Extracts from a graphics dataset
>>>>

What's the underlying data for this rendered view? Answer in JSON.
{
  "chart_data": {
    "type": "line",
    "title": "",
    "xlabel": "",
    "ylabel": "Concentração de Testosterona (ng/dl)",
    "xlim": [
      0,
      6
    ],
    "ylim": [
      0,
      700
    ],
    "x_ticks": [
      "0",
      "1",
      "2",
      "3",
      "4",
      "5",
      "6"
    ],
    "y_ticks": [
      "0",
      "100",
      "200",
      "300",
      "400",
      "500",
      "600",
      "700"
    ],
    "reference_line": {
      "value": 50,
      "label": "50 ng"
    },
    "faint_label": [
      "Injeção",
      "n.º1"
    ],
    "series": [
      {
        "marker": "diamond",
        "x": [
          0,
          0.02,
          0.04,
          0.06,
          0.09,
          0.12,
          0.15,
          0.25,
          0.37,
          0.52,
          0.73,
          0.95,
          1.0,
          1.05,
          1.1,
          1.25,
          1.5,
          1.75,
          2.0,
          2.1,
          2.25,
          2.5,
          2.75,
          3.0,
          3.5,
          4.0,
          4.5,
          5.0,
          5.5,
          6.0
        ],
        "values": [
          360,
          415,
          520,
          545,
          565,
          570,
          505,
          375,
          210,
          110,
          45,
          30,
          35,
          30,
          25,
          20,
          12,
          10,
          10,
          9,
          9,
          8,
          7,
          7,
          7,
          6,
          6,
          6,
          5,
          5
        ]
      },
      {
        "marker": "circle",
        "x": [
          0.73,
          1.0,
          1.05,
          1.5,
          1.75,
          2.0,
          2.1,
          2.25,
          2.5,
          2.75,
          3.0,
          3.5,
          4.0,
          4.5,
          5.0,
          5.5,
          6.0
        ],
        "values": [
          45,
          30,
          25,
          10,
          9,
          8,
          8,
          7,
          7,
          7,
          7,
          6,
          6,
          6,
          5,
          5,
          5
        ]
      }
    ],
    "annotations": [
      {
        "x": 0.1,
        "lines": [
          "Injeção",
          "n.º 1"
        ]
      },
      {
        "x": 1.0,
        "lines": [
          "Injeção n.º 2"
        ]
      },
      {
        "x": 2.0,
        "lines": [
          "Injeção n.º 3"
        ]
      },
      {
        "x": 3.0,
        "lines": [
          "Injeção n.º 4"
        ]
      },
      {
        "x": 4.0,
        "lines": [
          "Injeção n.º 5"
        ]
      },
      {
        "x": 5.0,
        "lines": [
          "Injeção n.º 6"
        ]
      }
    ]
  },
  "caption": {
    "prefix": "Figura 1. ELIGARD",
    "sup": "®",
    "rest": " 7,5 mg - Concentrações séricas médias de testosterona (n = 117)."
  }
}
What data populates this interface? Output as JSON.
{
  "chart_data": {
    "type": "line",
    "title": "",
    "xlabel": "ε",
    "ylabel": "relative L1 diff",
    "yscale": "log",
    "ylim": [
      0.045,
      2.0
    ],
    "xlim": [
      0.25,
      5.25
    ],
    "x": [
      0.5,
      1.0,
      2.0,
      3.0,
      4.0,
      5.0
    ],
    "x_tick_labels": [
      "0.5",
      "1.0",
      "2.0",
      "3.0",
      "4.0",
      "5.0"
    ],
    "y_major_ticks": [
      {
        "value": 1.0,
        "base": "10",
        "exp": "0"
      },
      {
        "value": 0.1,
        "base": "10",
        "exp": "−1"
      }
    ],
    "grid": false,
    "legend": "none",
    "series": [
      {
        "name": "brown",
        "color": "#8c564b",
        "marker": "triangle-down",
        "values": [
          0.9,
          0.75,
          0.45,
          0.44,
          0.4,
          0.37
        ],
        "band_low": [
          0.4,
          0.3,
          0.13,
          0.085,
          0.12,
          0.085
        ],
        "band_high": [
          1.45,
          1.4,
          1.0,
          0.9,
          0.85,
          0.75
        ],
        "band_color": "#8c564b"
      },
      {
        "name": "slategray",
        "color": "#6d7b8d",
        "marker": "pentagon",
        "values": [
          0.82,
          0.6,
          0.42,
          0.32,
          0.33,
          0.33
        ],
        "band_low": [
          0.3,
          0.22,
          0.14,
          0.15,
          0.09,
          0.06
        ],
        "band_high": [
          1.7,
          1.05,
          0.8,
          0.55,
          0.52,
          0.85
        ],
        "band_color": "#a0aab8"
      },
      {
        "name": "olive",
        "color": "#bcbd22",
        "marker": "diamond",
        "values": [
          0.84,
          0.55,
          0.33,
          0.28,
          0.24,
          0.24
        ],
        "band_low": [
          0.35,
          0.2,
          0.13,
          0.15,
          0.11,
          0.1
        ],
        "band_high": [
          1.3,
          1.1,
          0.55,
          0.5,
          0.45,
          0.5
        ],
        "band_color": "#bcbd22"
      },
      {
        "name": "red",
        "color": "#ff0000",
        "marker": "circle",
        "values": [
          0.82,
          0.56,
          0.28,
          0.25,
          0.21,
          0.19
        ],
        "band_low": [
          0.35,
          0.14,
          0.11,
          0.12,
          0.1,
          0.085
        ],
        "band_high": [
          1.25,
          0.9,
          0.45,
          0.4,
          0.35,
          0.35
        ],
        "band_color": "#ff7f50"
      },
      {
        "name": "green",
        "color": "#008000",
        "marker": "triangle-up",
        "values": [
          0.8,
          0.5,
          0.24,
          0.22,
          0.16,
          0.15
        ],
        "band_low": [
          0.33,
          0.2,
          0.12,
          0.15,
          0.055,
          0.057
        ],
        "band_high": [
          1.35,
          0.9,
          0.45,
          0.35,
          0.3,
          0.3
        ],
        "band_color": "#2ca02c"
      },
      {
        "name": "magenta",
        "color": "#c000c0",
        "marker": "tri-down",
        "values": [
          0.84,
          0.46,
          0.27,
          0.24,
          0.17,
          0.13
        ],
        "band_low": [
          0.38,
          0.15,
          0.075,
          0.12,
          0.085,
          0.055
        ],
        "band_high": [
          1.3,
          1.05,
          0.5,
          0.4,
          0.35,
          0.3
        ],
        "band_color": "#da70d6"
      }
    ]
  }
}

<<<<

Only the number is wanted: how many lines of the material contain the word "Injeção"?

● FINAL ANSWER:
7